** GIVEN TASK **
Pick out every line that holds the string "axis" and copy it.

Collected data
━━━━━━━━━━
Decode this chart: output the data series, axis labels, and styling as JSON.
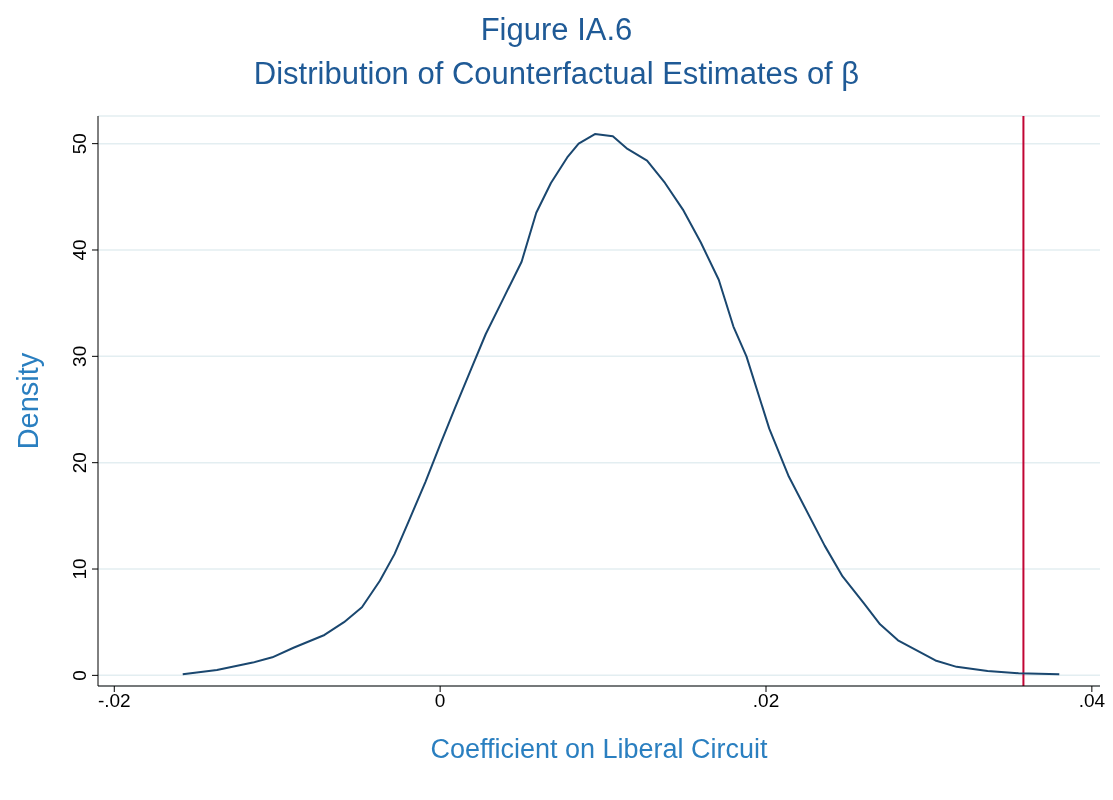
{
  "chart_data": {
    "type": "line",
    "title": "Figure IA.6",
    "subtitle": "Distribution of Counterfactual Estimates of β",
    "xlabel": "Coefficient on Liberal Circuit",
    "ylabel": "Density",
    "x": [
      -0.0158,
      -0.0137,
      -0.0115,
      -0.0103,
      -0.009,
      -0.0071,
      -0.0059,
      -0.0048,
      -0.0037,
      -0.0028,
      -0.0019,
      -0.0009,
      0,
      0.0009,
      0.0019,
      0.0028,
      0.0039,
      0.005,
      0.0059,
      0.0068,
      0.0078,
      0.0085,
      0.0095,
      0.0106,
      0.0115,
      0.0127,
      0.0138,
      0.0149,
      0.016,
      0.0171,
      0.018,
      0.0188,
      0.0202,
      0.0214,
      0.0236,
      0.0247,
      0.026,
      0.027,
      0.0281,
      0.0304,
      0.0317,
      0.0336,
      0.0355,
      0.038
    ],
    "series": [
      {
        "color": "#1a476f",
        "values": [
          0.1,
          0.5,
          1.2,
          1.7,
          2.6,
          3.8,
          5,
          6.4,
          8.9,
          11.4,
          14.6,
          18.2,
          21.7,
          25.1,
          28.8,
          32.1,
          35.5,
          38.9,
          43.5,
          46.3,
          48.7,
          50,
          50.9,
          50.7,
          49.5,
          48.4,
          46.3,
          43.8,
          40.7,
          37.2,
          32.8,
          30,
          23.2,
          18.7,
          12.2,
          9.3,
          6.8,
          4.8,
          3.3,
          1.4,
          0.8,
          0.4,
          0.2,
          0.1
        ]
      }
    ],
    "xlim": [
      -0.021,
      0.0405
    ],
    "xticks": [
      {
        "value": -0.02,
        "label": "-.02"
      },
      {
        "value": 0,
        "label": "0"
      },
      {
        "value": 0.02,
        "label": ".02"
      },
      {
        "value": 0.04,
        "label": ".04"
      }
    ],
    "ylim": [
      -1,
      52.6
    ],
    "yticks": [
      0,
      10,
      20,
      30,
      40,
      50
    ],
    "ref_lines": [
      {
        "axis": "x",
        "value": 0.0358,
        "color": "#c10534"
      }
    ],
    "grid": "y",
    "legend": false,
    "marker": "none",
    "line_style": "solid"
  }
}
━━━━━━━━━━
** ANSWER TO THIS TASK **
Decode this chart: output the data series, axis labels, and styling as JSON.
        "axis": "x",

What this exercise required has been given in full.